* Given task *
Take the material below and retype it in full; pictures are left out.

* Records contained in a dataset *
==*==

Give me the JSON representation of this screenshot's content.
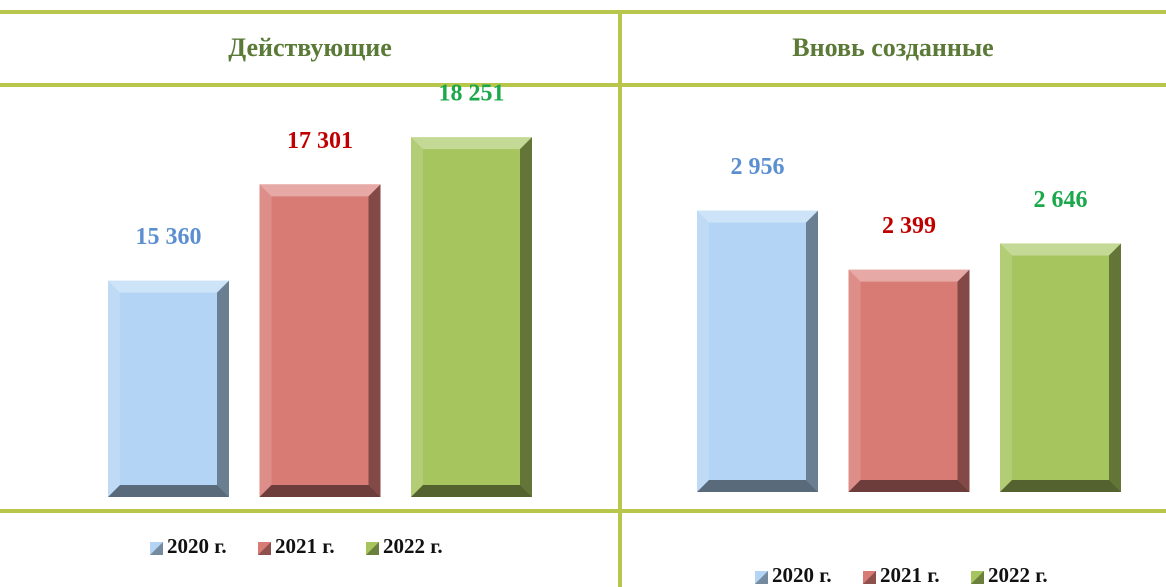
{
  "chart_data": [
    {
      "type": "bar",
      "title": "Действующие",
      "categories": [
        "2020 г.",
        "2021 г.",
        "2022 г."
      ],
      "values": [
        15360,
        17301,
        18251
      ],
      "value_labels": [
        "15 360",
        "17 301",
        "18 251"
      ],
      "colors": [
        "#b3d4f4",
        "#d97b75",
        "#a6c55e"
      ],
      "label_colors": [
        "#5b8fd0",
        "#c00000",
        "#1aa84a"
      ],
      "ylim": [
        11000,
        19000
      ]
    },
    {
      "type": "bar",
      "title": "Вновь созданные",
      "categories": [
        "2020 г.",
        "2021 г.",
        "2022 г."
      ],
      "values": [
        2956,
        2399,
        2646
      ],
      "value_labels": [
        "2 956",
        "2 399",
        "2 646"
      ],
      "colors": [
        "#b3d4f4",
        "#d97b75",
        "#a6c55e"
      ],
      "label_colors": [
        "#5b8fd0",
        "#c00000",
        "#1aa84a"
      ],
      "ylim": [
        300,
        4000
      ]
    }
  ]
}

==*==

* Result below *
Give me the JSON representation of this screenshot's content.
{
  "chart_data": [
    {
      "type": "bar",
      "title": "Действующие",
      "categories": [
        "2020 г.",
        "2021 г.",
        "2022 г."
      ],
      "values": [
        15360,
        17301,
        18251
      ],
      "value_labels": [
        "15 360",
        "17 301",
        "18 251"
      ],
      "colors": [
        "#b3d4f4",
        "#d97b75",
        "#a6c55e"
      ],
      "label_colors": [
        "#5b8fd0",
        "#c00000",
        "#1aa84a"
      ],
      "ylim": [
        11000,
        19000
      ]
    },
    {
      "type": "bar",
      "title": "Вновь созданные",
      "categories": [
        "2020 г.",
        "2021 г.",
        "2022 г."
      ],
      "values": [
        2956,
        2399,
        2646
      ],
      "value_labels": [
        "2 956",
        "2 399",
        "2 646"
      ],
      "colors": [
        "#b3d4f4",
        "#d97b75",
        "#a6c55e"
      ],
      "label_colors": [
        "#5b8fd0",
        "#c00000",
        "#1aa84a"
      ],
      "ylim": [
        300,
        4000
      ]
    }
  ]
}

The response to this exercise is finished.